**Your goal**
Retype the material that follows, keeping every word as it is.

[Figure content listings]
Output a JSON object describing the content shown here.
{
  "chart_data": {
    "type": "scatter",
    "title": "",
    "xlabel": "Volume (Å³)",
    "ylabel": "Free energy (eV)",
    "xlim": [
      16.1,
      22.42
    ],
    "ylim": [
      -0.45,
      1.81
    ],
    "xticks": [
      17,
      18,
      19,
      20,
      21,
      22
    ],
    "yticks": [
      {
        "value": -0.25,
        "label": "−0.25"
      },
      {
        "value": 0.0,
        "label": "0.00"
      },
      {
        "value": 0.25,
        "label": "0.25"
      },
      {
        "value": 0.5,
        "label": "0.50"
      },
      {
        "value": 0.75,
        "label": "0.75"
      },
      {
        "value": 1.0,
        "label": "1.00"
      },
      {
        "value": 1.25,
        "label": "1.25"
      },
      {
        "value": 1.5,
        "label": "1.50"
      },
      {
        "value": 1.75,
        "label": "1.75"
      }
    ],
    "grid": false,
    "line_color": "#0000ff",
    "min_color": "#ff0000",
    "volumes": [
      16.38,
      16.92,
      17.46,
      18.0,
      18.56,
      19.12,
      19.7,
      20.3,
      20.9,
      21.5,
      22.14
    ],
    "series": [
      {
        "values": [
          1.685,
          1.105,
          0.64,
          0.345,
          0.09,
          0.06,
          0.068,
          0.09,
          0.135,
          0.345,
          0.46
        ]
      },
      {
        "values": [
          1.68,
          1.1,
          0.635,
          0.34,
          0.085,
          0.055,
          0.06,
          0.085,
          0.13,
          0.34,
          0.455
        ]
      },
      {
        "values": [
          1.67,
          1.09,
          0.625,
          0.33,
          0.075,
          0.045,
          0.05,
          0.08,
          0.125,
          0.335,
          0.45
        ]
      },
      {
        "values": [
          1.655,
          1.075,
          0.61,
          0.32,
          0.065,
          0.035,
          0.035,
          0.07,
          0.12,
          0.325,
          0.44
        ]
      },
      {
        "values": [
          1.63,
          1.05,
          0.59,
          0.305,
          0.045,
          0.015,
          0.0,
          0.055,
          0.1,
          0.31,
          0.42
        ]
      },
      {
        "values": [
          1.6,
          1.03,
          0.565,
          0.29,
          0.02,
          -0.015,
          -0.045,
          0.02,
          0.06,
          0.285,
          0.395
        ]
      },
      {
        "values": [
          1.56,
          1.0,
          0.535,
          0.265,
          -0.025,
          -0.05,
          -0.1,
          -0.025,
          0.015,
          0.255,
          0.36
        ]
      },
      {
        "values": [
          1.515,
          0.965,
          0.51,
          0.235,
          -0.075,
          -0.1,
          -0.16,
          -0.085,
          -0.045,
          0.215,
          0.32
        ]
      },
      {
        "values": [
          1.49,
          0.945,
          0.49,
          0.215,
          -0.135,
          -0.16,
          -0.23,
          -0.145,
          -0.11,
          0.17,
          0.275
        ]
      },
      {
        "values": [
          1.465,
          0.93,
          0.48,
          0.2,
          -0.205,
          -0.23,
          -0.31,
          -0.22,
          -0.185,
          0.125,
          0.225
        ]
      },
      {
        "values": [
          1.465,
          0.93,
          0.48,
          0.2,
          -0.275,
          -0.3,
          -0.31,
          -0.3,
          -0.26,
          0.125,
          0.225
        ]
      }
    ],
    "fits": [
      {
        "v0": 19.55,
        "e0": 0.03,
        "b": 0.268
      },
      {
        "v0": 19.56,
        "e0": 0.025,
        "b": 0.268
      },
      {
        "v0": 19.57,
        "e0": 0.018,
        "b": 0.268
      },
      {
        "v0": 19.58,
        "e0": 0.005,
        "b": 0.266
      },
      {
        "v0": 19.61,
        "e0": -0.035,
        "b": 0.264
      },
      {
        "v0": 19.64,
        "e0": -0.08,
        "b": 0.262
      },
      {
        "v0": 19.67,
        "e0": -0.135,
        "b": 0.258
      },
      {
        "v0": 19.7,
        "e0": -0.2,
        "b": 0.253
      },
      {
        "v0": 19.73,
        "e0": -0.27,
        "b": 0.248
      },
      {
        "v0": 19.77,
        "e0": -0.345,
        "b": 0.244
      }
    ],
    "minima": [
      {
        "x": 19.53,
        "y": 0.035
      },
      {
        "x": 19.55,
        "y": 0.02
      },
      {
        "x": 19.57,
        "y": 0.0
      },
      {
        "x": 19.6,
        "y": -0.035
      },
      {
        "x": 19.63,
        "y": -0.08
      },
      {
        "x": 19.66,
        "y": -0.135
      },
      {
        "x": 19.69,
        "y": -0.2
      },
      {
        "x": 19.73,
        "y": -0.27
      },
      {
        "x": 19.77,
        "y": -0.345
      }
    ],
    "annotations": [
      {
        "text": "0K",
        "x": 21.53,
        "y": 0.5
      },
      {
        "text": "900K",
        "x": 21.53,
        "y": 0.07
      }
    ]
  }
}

**Answer to this problem**
Output a JSON object describing the content shown here.
{
  "chart_data": {
    "type": "scatter",
    "title": "",
    "xlabel": "Volume (Å³)",
    "ylabel": "Free energy (eV)",
    "xlim": [
      16.1,
      22.42
    ],
    "ylim": [
      -0.45,
      1.81
    ],
    "xticks": [
      17,
      18,
      19,
      20,
      21,
      22
    ],
    "yticks": [
      {
        "value": -0.25,
        "label": "−0.25"
      },
      {
        "value": 0.0,
        "label": "0.00"
      },
      {
        "value": 0.25,
        "label": "0.25"
      },
      {
        "value": 0.5,
        "label": "0.50"
      },
      {
        "value": 0.75,
        "label": "0.75"
      },
      {
        "value": 1.0,
        "label": "1.00"
      },
      {
        "value": 1.25,
        "label": "1.25"
      },
      {
        "value": 1.5,
        "label": "1.50"
      },
      {
        "value": 1.75,
        "label": "1.75"
      }
    ],
    "grid": false,
    "line_color": "#0000ff",
    "min_color": "#ff0000",
    "volumes": [
      16.38,
      16.92,
      17.46,
      18.0,
      18.56,
      19.12,
      19.7,
      20.3,
      20.9,
      21.5,
      22.14
    ],
    "series": [
      {
        "values": [
          1.685,
          1.105,
          0.64,
          0.345,
          0.09,
          0.06,
          0.068,
          0.09,
          0.135,
          0.345,
          0.46
        ]
      },
      {
        "values": [
          1.68,
          1.1,
          0.635,
          0.34,
          0.085,
          0.055,
          0.06,
          0.085,
          0.13,
          0.34,
          0.455
        ]
      },
      {
        "values": [
          1.67,
          1.09,
          0.625,
          0.33,
          0.075,
          0.045,
          0.05,
          0.08,
          0.125,
          0.335,
          0.45
        ]
      },
      {
        "values": [
          1.655,
          1.075,
          0.61,
          0.32,
          0.065,
          0.035,
          0.035,
          0.07,
          0.12,
          0.325,
          0.44
        ]
      },
      {
        "values": [
          1.63,
          1.05,
          0.59,
          0.305,
          0.045,
          0.015,
          0.0,
          0.055,
          0.1,
          0.31,
          0.42
        ]
      },
      {
        "values": [
          1.6,
          1.03,
          0.565,
          0.29,
          0.02,
          -0.015,
          -0.045,
          0.02,
          0.06,
          0.285,
          0.395
        ]
      },
      {
        "values": [
          1.56,
          1.0,
          0.535,
          0.265,
          -0.025,
          -0.05,
          -0.1,
          -0.025,
          0.015,
          0.255,
          0.36
        ]
      },
      {
        "values": [
          1.515,
          0.965,
          0.51,
          0.235,
          -0.075,
          -0.1,
          -0.16,
          -0.085,
          -0.045,
          0.215,
          0.32
        ]
      },
      {
        "values": [
          1.49,
          0.945,
          0.49,
          0.215,
          -0.135,
          -0.16,
          -0.23,
          -0.145,
          -0.11,
          0.17,
          0.275
        ]
      },
      {
        "values": [
          1.465,
          0.93,
          0.48,
          0.2,
          -0.205,
          -0.23,
          -0.31,
          -0.22,
          -0.185,
          0.125,
          0.225
        ]
      },
      {
        "values": [
          1.465,
          0.93,
          0.48,
          0.2,
          -0.275,
          -0.3,
          -0.31,
          -0.3,
          -0.26,
          0.125,
          0.225
        ]
      }
    ],
    "fits": [
      {
        "v0": 19.55,
        "e0": 0.03,
        "b": 0.268
      },
      {
        "v0": 19.56,
        "e0": 0.025,
        "b": 0.268
      },
      {
        "v0": 19.57,
        "e0": 0.018,
        "b": 0.268
      },
      {
        "v0": 19.58,
        "e0": 0.005,
        "b": 0.266
      },
      {
        "v0": 19.61,
        "e0": -0.035,
        "b": 0.264
      },
      {
        "v0": 19.64,
        "e0": -0.08,
        "b": 0.262
      },
      {
        "v0": 19.67,
        "e0": -0.135,
        "b": 0.258
      },
      {
        "v0": 19.7,
        "e0": -0.2,
        "b": 0.253
      },
      {
        "v0": 19.73,
        "e0": -0.27,
        "b": 0.248
      },
      {
        "v0": 19.77,
        "e0": -0.345,
        "b": 0.244
      }
    ],
    "minima": [
      {
        "x": 19.53,
        "y": 0.035
      },
      {
        "x": 19.55,
        "y": 0.02
      },
      {
        "x": 19.57,
        "y": 0.0
      },
      {
        "x": 19.6,
        "y": -0.035
      },
      {
        "x": 19.63,
        "y": -0.08
      },
      {
        "x": 19.66,
        "y": -0.135
      },
      {
        "x": 19.69,
        "y": -0.2
      },
      {
        "x": 19.73,
        "y": -0.27
      },
      {
        "x": 19.77,
        "y": -0.345
      }
    ],
    "annotations": [
      {
        "text": "0K",
        "x": 21.53,
        "y": 0.5
      },
      {
        "text": "900K",
        "x": 21.53,
        "y": 0.07
      }
    ]
  }
}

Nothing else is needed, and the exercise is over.